* _PROBLEM_: Extract each line of the records below that contains the word "title".
-- Begin RECORDS FOR THIS EXERCISE --
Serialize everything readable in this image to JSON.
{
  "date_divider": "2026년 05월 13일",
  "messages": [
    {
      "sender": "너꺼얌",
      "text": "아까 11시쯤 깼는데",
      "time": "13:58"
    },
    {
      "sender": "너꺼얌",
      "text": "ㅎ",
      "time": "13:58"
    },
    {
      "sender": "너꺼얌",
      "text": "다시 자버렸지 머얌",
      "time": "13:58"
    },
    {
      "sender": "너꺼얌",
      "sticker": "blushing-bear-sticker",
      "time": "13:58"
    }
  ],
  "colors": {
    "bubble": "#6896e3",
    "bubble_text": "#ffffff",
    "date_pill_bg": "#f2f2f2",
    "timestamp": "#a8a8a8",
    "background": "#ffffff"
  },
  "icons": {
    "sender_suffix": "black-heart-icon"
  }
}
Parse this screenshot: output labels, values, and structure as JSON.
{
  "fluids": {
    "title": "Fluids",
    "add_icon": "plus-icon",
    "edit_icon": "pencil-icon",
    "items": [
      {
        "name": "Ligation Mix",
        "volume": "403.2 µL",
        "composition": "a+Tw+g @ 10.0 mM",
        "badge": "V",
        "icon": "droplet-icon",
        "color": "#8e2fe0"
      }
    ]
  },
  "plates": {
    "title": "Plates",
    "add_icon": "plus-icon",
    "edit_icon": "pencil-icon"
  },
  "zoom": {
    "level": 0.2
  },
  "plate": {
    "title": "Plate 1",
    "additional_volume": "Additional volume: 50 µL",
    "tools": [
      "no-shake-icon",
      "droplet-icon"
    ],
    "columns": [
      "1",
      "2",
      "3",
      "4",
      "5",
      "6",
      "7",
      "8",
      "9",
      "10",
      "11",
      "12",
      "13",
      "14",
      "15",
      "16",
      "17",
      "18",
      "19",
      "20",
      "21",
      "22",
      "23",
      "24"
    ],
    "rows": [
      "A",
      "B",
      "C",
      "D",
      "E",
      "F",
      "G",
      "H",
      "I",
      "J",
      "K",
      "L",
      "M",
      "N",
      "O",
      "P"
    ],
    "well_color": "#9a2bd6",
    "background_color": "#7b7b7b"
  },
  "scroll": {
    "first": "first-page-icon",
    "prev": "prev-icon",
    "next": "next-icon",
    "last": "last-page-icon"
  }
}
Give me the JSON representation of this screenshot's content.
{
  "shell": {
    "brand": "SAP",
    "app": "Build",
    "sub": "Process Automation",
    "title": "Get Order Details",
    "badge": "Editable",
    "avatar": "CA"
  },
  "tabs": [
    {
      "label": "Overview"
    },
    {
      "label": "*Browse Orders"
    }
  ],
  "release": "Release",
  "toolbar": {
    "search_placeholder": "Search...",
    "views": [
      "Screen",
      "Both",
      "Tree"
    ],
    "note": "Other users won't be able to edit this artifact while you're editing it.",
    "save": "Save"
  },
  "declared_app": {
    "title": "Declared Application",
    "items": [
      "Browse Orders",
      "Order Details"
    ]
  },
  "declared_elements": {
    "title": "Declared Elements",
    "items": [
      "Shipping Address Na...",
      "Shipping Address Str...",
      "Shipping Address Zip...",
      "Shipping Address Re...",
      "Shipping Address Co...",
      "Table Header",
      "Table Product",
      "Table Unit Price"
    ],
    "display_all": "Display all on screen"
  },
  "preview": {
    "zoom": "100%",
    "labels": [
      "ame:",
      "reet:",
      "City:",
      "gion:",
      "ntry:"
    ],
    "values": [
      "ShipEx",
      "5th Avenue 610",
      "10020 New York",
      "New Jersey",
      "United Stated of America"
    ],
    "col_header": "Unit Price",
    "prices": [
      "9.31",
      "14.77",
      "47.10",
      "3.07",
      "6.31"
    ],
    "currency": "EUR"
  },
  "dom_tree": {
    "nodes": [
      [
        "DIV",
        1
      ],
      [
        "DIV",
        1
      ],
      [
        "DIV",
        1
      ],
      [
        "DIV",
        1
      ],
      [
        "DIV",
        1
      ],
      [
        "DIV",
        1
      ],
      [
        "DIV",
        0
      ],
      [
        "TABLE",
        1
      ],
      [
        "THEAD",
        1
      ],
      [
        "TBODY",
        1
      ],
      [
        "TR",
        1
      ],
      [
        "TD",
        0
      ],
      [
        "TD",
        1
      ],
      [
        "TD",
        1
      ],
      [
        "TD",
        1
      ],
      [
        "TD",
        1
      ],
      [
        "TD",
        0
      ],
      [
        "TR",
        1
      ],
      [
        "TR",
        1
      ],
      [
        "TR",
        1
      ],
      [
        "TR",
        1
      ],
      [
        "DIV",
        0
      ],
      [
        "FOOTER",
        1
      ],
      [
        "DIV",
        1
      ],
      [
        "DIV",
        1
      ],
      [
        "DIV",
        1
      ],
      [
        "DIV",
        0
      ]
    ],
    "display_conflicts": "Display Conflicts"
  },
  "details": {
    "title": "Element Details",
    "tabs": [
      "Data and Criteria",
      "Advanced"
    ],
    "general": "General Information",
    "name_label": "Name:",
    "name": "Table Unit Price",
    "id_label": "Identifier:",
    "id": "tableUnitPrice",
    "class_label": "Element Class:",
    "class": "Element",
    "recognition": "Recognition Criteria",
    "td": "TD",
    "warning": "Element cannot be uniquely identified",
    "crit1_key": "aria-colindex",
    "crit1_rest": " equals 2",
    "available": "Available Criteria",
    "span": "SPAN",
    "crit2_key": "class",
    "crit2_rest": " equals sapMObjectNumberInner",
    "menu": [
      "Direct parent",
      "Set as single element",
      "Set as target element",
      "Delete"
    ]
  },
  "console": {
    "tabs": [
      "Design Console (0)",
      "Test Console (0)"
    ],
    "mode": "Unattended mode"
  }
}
-- End RECORDS FOR THIS EXERCISE --
* _SOLUTION TO THIS TASK_:
    "title": "Fluids",
    "title": "Plates",
    "title": "Plate 1",
    "title": "Get Order Details",
    "title": "Declared Application",
    "title": "Declared Elements",
    "title": "Element Details",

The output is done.